大儀見よ、イブラになれ。苦境のなでしこ、リオ五輪予選逆転突破のために必要な3つの変革

text by 舩木渉 photo by Getty Images

【2】キャプテン宮間の過度な重圧を取り除くべし

宮間あや
なでしこジャパンを引っ張ってきた宮間あや【写真:Getty Images】

 韓国戦終了直後、インタビューに臨んだキャプテンの宮間あやは「勝たなければいけない試合だったので、残念です」という最初の一言を体の奥底から絞り出すようにして発した。オーストラリア戦とはあまりにも違う様子に正直驚いた。

 宮間といえば常にピッチを俯瞰で見渡し、正確な両足のキックで味方を操り、冷静に展開を分析して味方を鼓舞する姿の印象が強い。勝っていても負けていても淡々と次を見据えて言葉を発し、背中でチームを引っ張ってきた唯一無二の存在だ。

 それがいまにも感情が爆発しそうな、壊れてしまいそうな調子でインタビューに応えている。その姿を見て心を痛めると同時に、あまりに大きなものを背負い過ぎているのではないかと感じた。

彼女は常日頃から「日本で女子サッカーを文化にしたい。私はそのためにできることを全力でやる」と口にする。筆者も2年前ある企画でインタビューした際に同じことを聞き、非常に感銘を受けたのを覚えている。

 テレビの前では「内容どうこうではなくて勝たなければ意味がないので、本当に残念」と自らを鼓舞するように強い言葉を発するが、「日本女子サッカー」という大きなものを1人で背負いながら戦うことが重荷になっているのではないか。

 キャプテンは周りの選手たちがいなければ成り立たない。リーダーが1人いて、その人物がいくら優れていようと後をついていく者たちが心を1つにしなければチームにはなれない。もちろんなでしこは非常に優れた集団で、素晴らしいリーダーがいて、この上なく魅力的な組織を形成している。

 だが、少しだけバランスがずれているような感覚がある。そこで宮間の周りにいる選手たち1人ひとりが「あやさん、私が何とかするから」という気持ちを少しずつ持って背中を押してあげるのはどうだろうか。もちろんいまも全員で戦っている。それは間違いない。だがもう少しだけ「私が決めてやる」という自己意識を高められないだろうか。

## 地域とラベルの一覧

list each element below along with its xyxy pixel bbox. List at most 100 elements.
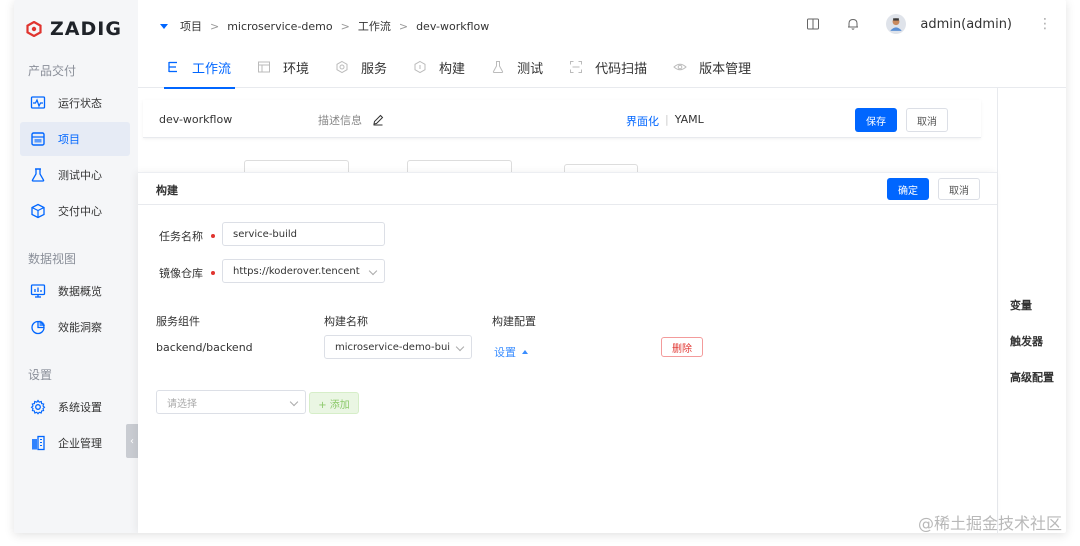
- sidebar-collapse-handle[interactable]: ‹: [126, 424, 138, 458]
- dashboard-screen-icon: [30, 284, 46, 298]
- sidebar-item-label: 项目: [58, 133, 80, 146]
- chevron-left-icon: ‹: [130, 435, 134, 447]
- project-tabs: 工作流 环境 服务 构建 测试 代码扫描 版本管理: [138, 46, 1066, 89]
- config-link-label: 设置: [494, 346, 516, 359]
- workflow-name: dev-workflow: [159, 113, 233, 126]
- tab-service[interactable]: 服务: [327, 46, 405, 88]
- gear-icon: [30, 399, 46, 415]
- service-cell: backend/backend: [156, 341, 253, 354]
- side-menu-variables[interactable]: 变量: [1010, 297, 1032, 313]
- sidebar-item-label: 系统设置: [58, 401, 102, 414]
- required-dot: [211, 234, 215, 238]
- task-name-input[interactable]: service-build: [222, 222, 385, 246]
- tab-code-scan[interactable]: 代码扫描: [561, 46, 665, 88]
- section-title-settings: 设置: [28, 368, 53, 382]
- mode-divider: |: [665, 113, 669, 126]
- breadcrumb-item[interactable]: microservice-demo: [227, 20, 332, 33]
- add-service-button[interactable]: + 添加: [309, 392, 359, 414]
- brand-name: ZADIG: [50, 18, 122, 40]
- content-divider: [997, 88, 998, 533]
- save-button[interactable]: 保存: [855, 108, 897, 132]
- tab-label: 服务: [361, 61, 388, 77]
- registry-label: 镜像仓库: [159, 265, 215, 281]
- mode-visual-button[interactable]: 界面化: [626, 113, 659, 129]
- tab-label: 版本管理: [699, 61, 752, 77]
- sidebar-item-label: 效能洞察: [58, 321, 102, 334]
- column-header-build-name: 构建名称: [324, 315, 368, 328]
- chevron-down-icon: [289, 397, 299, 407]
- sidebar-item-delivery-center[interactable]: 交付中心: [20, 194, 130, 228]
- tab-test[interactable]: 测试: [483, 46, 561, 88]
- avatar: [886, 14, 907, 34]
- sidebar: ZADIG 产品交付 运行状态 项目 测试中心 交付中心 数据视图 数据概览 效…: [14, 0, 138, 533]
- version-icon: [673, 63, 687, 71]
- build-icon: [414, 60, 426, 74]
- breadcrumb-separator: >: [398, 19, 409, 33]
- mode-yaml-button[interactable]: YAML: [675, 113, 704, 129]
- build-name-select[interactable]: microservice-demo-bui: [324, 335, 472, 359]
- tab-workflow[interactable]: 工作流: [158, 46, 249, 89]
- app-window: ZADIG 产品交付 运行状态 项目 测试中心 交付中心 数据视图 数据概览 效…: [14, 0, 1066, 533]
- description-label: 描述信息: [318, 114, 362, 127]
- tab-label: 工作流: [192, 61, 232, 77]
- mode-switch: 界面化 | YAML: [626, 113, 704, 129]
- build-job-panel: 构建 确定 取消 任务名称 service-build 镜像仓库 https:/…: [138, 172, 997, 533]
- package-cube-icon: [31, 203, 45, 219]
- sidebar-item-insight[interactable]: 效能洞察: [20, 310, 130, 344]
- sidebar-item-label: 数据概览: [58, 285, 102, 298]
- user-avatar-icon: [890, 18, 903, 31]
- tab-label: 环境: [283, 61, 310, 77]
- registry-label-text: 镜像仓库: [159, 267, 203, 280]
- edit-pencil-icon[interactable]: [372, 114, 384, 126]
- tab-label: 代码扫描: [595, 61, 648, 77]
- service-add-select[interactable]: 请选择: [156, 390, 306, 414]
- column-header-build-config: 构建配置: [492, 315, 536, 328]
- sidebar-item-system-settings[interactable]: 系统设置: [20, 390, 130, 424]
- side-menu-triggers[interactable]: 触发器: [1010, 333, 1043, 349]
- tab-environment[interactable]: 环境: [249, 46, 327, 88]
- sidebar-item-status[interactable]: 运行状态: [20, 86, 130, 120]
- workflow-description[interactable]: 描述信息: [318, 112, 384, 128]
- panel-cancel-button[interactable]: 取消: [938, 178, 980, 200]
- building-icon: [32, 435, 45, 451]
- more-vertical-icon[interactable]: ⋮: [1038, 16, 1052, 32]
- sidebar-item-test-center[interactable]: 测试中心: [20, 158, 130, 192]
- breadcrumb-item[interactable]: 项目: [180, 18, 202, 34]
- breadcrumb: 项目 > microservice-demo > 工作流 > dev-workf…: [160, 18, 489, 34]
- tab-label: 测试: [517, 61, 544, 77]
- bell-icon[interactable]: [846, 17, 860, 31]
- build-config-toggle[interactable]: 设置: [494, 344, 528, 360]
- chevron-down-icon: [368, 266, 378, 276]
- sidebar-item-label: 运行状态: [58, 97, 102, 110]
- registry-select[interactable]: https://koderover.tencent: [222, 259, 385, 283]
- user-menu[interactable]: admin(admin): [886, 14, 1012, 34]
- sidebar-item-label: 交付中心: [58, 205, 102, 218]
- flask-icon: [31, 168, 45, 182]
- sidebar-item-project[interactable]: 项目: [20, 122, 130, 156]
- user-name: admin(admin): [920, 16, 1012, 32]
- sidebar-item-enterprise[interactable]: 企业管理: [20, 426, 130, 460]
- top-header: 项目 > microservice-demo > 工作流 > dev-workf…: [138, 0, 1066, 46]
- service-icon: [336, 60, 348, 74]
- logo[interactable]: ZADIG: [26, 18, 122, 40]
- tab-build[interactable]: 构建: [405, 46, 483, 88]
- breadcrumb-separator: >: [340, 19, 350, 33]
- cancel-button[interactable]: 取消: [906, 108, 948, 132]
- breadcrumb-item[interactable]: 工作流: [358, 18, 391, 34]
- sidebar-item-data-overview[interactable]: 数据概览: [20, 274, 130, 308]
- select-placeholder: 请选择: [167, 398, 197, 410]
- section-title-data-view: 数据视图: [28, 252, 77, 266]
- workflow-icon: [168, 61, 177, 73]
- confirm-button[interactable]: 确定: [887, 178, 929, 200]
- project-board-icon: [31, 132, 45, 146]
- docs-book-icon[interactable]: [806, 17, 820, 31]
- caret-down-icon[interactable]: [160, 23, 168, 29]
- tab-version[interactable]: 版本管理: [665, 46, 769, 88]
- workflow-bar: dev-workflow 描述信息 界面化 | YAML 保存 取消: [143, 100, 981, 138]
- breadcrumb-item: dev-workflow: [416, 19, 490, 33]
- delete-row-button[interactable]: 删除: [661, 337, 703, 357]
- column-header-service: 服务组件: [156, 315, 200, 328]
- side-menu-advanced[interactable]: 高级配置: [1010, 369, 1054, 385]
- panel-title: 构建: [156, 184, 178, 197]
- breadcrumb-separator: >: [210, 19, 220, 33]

## 課題の要件
読解テキストによると、宮間あやが常日頃から口にしている目標は何ですか。

## 正しい出力
日本で女子サッカーを文化にすることです。